• What you should do
Find the word "arcmin" in the data. Return every line where it appears.

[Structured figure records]
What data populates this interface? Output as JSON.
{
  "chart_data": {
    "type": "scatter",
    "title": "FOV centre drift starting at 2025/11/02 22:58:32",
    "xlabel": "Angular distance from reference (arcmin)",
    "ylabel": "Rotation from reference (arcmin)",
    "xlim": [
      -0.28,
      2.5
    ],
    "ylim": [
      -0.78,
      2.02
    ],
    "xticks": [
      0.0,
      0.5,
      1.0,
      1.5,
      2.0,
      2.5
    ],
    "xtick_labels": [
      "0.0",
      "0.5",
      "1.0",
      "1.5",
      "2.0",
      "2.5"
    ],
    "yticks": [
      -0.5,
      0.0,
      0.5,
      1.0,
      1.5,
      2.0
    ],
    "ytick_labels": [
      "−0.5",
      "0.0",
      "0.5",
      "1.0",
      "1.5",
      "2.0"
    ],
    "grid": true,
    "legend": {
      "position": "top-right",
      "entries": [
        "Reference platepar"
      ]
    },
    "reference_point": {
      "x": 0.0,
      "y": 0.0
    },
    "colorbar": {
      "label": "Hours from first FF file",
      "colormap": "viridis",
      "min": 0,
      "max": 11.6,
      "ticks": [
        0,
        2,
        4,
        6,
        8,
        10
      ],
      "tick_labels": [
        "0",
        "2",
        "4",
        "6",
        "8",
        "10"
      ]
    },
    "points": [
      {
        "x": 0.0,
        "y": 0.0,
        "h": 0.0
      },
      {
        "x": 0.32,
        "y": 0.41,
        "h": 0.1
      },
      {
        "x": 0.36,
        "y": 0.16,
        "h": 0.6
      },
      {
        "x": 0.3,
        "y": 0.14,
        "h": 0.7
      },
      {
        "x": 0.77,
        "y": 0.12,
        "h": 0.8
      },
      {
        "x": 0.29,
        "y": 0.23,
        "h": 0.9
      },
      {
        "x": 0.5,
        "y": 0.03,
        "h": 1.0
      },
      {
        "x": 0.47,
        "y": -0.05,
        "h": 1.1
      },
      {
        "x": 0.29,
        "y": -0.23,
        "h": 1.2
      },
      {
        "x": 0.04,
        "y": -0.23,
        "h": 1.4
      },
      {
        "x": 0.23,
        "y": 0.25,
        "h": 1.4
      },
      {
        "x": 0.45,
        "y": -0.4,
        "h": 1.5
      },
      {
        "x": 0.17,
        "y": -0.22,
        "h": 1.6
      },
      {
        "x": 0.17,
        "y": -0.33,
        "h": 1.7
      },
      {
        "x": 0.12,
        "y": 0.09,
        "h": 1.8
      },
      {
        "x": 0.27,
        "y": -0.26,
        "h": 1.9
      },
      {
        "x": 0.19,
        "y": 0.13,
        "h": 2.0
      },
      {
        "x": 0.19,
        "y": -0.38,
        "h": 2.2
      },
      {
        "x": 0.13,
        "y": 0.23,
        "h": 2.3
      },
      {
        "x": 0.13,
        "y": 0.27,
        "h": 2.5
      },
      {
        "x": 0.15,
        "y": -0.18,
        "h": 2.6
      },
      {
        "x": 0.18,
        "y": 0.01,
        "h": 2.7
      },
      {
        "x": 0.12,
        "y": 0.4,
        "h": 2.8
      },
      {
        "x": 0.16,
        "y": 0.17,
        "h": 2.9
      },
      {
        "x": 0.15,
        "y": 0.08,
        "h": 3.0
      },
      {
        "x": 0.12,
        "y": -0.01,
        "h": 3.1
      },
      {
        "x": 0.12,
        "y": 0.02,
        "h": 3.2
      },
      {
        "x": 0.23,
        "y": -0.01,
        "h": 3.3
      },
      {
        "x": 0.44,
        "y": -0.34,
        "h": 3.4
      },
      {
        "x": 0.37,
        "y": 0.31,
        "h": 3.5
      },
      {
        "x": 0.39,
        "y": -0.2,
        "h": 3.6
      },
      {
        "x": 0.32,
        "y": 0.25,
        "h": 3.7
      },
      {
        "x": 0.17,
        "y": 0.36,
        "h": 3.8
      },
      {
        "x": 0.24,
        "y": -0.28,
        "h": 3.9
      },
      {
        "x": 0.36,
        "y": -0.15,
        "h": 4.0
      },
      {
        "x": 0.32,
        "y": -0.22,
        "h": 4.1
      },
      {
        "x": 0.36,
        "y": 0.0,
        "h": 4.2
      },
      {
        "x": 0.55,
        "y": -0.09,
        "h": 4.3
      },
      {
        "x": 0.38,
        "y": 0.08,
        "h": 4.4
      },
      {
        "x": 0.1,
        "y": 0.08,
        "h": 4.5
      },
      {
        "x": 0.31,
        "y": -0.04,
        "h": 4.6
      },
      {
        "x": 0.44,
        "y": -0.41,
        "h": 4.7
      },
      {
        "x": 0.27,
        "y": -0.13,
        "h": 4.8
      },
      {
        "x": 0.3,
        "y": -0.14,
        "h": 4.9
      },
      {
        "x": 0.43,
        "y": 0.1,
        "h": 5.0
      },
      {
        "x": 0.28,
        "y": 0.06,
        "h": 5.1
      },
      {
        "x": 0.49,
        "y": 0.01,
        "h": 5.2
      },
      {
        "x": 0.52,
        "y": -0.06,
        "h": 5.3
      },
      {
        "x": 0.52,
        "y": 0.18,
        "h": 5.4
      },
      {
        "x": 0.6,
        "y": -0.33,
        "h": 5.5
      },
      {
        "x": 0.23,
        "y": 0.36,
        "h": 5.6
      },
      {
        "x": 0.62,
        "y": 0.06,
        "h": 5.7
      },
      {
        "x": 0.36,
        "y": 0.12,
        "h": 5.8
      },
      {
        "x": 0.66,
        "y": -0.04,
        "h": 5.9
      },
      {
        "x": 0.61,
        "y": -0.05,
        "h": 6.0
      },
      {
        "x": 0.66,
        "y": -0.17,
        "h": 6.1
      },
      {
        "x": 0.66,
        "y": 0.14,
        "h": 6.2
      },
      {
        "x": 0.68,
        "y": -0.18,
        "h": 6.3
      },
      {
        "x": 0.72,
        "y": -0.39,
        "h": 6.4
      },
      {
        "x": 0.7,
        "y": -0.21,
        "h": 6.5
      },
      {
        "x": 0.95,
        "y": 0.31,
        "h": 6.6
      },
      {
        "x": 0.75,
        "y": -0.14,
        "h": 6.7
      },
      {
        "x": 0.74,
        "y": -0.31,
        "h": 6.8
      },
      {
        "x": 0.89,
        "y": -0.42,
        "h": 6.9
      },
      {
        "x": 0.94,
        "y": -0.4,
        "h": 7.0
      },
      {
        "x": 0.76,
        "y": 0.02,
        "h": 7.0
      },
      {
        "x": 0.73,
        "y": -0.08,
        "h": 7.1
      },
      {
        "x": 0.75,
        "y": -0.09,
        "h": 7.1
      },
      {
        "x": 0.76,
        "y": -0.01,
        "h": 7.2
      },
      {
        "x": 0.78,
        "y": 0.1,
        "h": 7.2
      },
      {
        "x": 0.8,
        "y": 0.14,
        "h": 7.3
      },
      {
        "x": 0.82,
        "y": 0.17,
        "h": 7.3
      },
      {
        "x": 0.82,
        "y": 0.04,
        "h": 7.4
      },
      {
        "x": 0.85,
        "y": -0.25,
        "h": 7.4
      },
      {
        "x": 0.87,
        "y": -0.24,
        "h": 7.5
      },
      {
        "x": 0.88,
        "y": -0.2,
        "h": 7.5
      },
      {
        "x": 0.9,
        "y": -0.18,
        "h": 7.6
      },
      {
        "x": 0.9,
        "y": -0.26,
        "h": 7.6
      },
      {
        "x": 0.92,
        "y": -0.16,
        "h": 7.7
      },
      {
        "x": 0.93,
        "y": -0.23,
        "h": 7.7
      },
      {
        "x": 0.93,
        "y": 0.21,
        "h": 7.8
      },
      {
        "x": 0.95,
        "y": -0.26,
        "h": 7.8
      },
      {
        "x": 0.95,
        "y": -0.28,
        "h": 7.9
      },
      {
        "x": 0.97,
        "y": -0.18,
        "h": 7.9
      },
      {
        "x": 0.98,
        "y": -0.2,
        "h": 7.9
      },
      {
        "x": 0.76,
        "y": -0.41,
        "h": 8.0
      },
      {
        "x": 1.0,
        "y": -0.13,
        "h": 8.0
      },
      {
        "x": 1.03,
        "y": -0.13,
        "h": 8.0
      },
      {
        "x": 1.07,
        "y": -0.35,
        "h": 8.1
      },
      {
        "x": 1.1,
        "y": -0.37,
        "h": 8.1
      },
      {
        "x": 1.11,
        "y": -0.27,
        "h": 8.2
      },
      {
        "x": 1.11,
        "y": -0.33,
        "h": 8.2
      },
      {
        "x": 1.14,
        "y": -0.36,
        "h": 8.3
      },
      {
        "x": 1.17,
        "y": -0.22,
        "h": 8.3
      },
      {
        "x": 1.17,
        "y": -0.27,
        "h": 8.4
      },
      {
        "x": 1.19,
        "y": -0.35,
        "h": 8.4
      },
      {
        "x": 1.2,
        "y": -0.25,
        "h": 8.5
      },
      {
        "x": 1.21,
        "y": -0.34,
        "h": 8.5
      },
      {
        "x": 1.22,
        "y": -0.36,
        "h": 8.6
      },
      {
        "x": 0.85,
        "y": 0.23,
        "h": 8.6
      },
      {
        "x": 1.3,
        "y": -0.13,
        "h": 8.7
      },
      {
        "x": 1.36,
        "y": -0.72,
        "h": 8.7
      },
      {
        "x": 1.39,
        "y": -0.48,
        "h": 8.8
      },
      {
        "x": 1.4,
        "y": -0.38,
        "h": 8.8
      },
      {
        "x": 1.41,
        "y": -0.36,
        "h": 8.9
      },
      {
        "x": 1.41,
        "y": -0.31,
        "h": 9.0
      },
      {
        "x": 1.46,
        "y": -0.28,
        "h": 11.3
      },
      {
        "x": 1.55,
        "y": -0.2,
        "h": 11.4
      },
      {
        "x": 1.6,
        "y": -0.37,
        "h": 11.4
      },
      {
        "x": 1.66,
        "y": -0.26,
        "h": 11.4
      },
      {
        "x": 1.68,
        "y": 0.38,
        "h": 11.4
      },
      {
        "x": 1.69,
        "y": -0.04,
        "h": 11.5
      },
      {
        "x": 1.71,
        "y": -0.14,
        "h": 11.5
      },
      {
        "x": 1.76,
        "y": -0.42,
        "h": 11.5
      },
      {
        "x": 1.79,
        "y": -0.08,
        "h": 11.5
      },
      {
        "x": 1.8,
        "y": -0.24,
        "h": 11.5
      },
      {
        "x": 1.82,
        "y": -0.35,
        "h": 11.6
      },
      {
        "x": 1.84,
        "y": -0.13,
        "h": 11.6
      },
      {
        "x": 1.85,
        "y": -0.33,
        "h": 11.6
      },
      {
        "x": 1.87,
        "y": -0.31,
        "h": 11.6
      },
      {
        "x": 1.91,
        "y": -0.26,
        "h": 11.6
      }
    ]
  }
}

• Exercise answer
    "xlabel": "Angular distance from reference (arcmin)",
    "ylabel": "Rotation from reference (arcmin)",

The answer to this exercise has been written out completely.